┌─ RAW RECORDS
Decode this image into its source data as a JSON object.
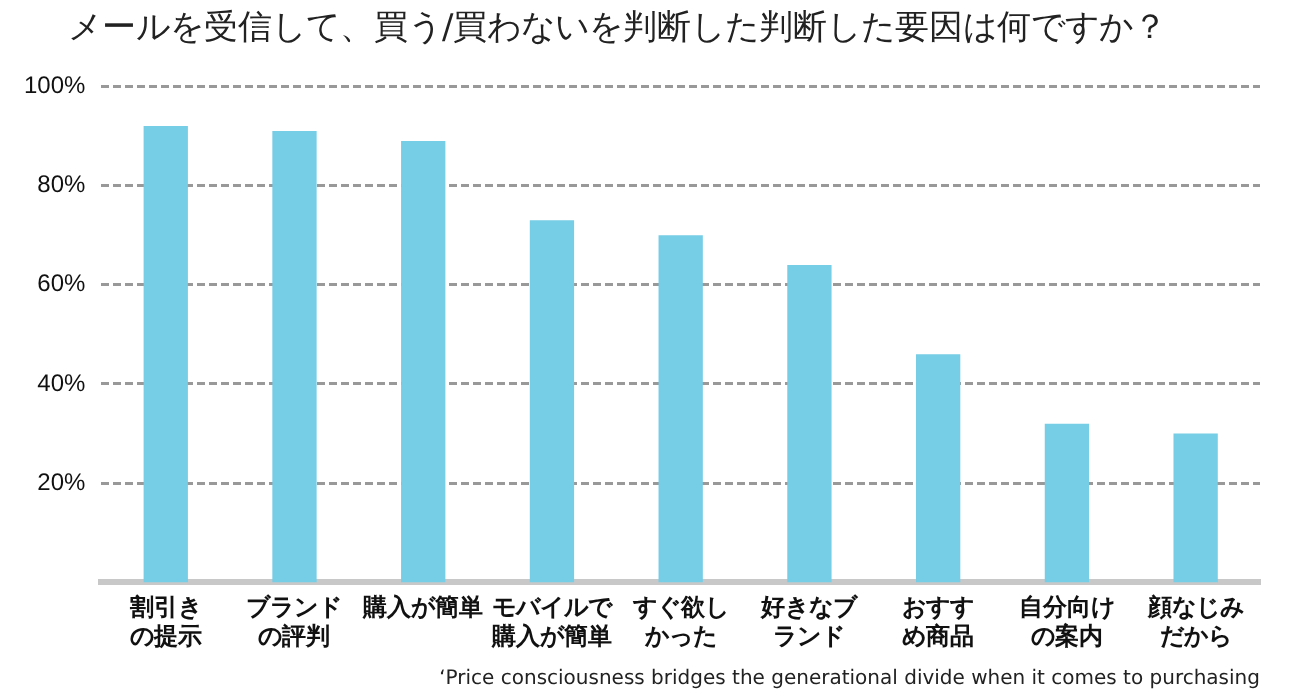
{
  "chart_data": {
    "type": "bar",
    "title": "メールを受信して、買う/買わないを判断した判断した要因は何ですか？",
    "categories": [
      "割引きの提示",
      "ブランドの評判",
      "購入が簡単",
      "モバイルで購入が簡単",
      "すぐ欲しかった",
      "好きなブランド",
      "おすすめ商品",
      "自分向けの案内",
      "顔なじみだから"
    ],
    "values": [
      92,
      91,
      89,
      73,
      70,
      64,
      46,
      32,
      30
    ],
    "color": "#76cde6",
    "ylim": [
      0,
      100
    ],
    "yticks": [
      {
        "value": 20,
        "label": "20%"
      },
      {
        "value": 40,
        "label": "40%"
      },
      {
        "value": 60,
        "label": "60%"
      },
      {
        "value": 80,
        "label": "80%"
      },
      {
        "value": 100,
        "label": "100%"
      }
    ],
    "grid": "y",
    "legend": false,
    "annotations": [
      "‘Price consciousness bridges the generational divide when it comes to purchasing"
    ]
  }
}
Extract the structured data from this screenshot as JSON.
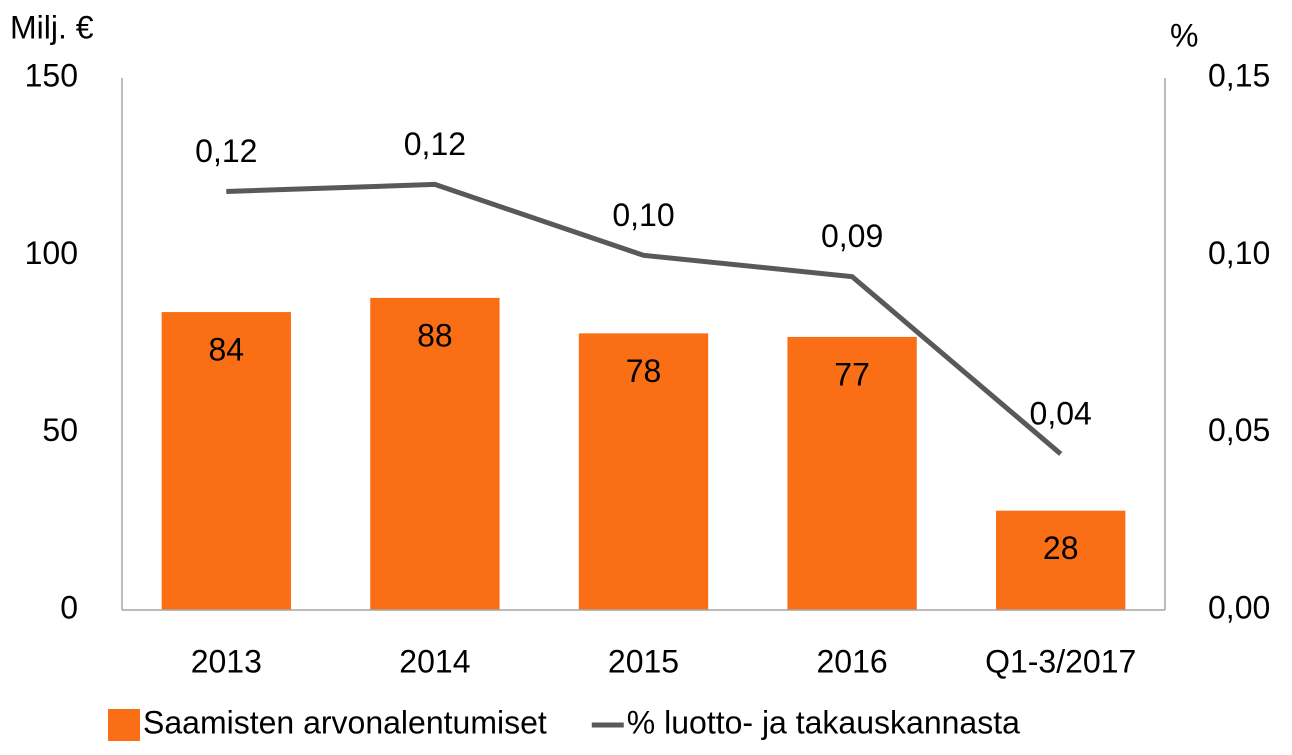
└─
### DIRECTIONS
The pictures in the entries should be left out; output everything else exactly.

### TASK SOLUTION
Decode this image into its source data as a JSON object.
{
  "chart_data": {
    "type": "bar",
    "title": "メールを受信して、買う/買わないを判断した判断した要因は何ですか？",
    "categories": [
      "割引きの提示",
      "ブランドの評判",
      "購入が簡単",
      "モバイルで購入が簡単",
      "すぐ欲しかった",
      "好きなブランド",
      "おすすめ商品",
      "自分向けの案内",
      "顔なじみだから"
    ],
    "values": [
      92,
      91,
      89,
      73,
      70,
      64,
      46,
      32,
      30
    ],
    "color": "#76cde6",
    "ylim": [
      0,
      100
    ],
    "yticks": [
      {
        "value": 20,
        "label": "20%"
      },
      {
        "value": 40,
        "label": "40%"
      },
      {
        "value": 60,
        "label": "60%"
      },
      {
        "value": 80,
        "label": "80%"
      },
      {
        "value": 100,
        "label": "100%"
      }
    ],
    "grid": "y",
    "legend": false,
    "annotations": [
      "‘Price consciousness bridges the generational divide when it comes to purchasing"
    ]
  }
}
Extract the structured data from this screenshot as JSON.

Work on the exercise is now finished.